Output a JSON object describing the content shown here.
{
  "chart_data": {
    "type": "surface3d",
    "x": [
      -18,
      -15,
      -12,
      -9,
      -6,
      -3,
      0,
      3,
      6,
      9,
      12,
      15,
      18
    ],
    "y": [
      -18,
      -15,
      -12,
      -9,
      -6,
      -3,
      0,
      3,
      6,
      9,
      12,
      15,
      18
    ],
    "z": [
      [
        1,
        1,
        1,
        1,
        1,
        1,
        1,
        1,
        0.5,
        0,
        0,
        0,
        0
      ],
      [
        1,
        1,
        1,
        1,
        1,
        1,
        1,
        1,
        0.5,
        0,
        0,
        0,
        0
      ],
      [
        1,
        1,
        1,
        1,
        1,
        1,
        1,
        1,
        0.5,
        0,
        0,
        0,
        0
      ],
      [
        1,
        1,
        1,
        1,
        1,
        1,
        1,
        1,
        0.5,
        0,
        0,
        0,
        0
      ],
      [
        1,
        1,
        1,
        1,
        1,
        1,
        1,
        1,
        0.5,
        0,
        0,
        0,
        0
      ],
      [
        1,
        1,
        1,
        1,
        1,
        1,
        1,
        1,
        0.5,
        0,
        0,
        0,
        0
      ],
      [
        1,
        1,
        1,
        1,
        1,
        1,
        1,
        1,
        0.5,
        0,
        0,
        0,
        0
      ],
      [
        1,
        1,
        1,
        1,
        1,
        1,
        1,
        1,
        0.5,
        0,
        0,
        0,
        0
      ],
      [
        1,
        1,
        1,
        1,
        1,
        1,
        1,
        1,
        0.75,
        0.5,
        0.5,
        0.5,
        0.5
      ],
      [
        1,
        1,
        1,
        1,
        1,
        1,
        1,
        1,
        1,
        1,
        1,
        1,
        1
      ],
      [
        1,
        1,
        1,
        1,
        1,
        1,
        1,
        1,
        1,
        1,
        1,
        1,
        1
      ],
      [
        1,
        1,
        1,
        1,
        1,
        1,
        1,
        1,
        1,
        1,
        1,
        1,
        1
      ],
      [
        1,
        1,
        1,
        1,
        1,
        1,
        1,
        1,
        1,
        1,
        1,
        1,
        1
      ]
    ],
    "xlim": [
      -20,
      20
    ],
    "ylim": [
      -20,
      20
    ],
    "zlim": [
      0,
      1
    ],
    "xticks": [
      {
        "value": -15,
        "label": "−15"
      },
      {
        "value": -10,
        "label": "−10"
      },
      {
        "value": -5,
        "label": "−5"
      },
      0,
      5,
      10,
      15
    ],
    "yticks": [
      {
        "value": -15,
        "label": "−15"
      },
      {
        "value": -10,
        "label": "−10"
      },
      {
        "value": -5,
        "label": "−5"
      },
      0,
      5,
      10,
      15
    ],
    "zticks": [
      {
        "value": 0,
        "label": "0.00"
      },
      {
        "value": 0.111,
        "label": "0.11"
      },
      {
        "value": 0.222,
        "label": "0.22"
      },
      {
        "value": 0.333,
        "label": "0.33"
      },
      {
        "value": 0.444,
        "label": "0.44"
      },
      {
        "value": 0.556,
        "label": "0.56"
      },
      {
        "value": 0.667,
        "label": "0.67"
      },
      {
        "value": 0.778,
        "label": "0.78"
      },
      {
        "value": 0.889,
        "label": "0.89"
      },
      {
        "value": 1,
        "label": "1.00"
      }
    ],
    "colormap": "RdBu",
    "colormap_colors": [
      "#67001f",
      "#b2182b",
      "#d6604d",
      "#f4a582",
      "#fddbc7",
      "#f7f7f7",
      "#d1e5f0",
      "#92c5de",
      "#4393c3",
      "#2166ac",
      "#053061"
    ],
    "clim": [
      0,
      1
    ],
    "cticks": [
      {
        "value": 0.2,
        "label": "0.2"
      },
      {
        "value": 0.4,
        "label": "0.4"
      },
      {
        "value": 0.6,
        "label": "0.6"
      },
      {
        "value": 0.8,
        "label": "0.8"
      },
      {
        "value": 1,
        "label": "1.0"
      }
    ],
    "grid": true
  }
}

• Exercise requirements
Repeat all the entries word for word.

• Response for this exercise
Output a JSON object describing the content shown here.
{
  "chart_data": {
    "type": "surface3d",
    "x": [
      -18,
      -15,
      -12,
      -9,
      -6,
      -3,
      0,
      3,
      6,
      9,
      12,
      15,
      18
    ],
    "y": [
      -18,
      -15,
      -12,
      -9,
      -6,
      -3,
      0,
      3,
      6,
      9,
      12,
      15,
      18
    ],
    "z": [
      [
        1,
        1,
        1,
        1,
        1,
        1,
        1,
        1,
        0.5,
        0,
        0,
        0,
        0
      ],
      [
        1,
        1,
        1,
        1,
        1,
        1,
        1,
        1,
        0.5,
        0,
        0,
        0,
        0
      ],
      [
        1,
        1,
        1,
        1,
        1,
        1,
        1,
        1,
        0.5,
        0,
        0,
        0,
        0
      ],
      [
        1,
        1,
        1,
        1,
        1,
        1,
        1,
        1,
        0.5,
        0,
        0,
        0,
        0
      ],
      [
        1,
        1,
        1,
        1,
        1,
        1,
        1,
        1,
        0.5,
        0,
        0,
        0,
        0
      ],
      [
        1,
        1,
        1,
        1,
        1,
        1,
        1,
        1,
        0.5,
        0,
        0,
        0,
        0
      ],
      [
        1,
        1,
        1,
        1,
        1,
        1,
        1,
        1,
        0.5,
        0,
        0,
        0,
        0
      ],
      [
        1,
        1,
        1,
        1,
        1,
        1,
        1,
        1,
        0.5,
        0,
        0,
        0,
        0
      ],
      [
        1,
        1,
        1,
        1,
        1,
        1,
        1,
        1,
        0.75,
        0.5,
        0.5,
        0.5,
        0.5
      ],
      [
        1,
        1,
        1,
        1,
        1,
        1,
        1,
        1,
        1,
        1,
        1,
        1,
        1
      ],
      [
        1,
        1,
        1,
        1,
        1,
        1,
        1,
        1,
        1,
        1,
        1,
        1,
        1
      ],
      [
        1,
        1,
        1,
        1,
        1,
        1,
        1,
        1,
        1,
        1,
        1,
        1,
        1
      ],
      [
        1,
        1,
        1,
        1,
        1,
        1,
        1,
        1,
        1,
        1,
        1,
        1,
        1
      ]
    ],
    "xlim": [
      -20,
      20
    ],
    "ylim": [
      -20,
      20
    ],
    "zlim": [
      0,
      1
    ],
    "xticks": [
      {
        "value": -15,
        "label": "−15"
      },
      {
        "value": -10,
        "label": "−10"
      },
      {
        "value": -5,
        "label": "−5"
      },
      0,
      5,
      10,
      15
    ],
    "yticks": [
      {
        "value": -15,
        "label": "−15"
      },
      {
        "value": -10,
        "label": "−10"
      },
      {
        "value": -5,
        "label": "−5"
      },
      0,
      5,
      10,
      15
    ],
    "zticks": [
      {
        "value": 0,
        "label": "0.00"
      },
      {
        "value": 0.111,
        "label": "0.11"
      },
      {
        "value": 0.222,
        "label": "0.22"
      },
      {
        "value": 0.333,
        "label": "0.33"
      },
      {
        "value": 0.444,
        "label": "0.44"
      },
      {
        "value": 0.556,
        "label": "0.56"
      },
      {
        "value": 0.667,
        "label": "0.67"
      },
      {
        "value": 0.778,
        "label": "0.78"
      },
      {
        "value": 0.889,
        "label": "0.89"
      },
      {
        "value": 1,
        "label": "1.00"
      }
    ],
    "colormap": "RdBu",
    "colormap_colors": [
      "#67001f",
      "#b2182b",
      "#d6604d",
      "#f4a582",
      "#fddbc7",
      "#f7f7f7",
      "#d1e5f0",
      "#92c5de",
      "#4393c3",
      "#2166ac",
      "#053061"
    ],
    "clim": [
      0,
      1
    ],
    "cticks": [
      {
        "value": 0.2,
        "label": "0.2"
      },
      {
        "value": 0.4,
        "label": "0.4"
      },
      {
        "value": 0.6,
        "label": "0.6"
      },
      {
        "value": 0.8,
        "label": "0.8"
      },
      {
        "value": 1,
        "label": "1.0"
      }
    ],
    "grid": true
  }
}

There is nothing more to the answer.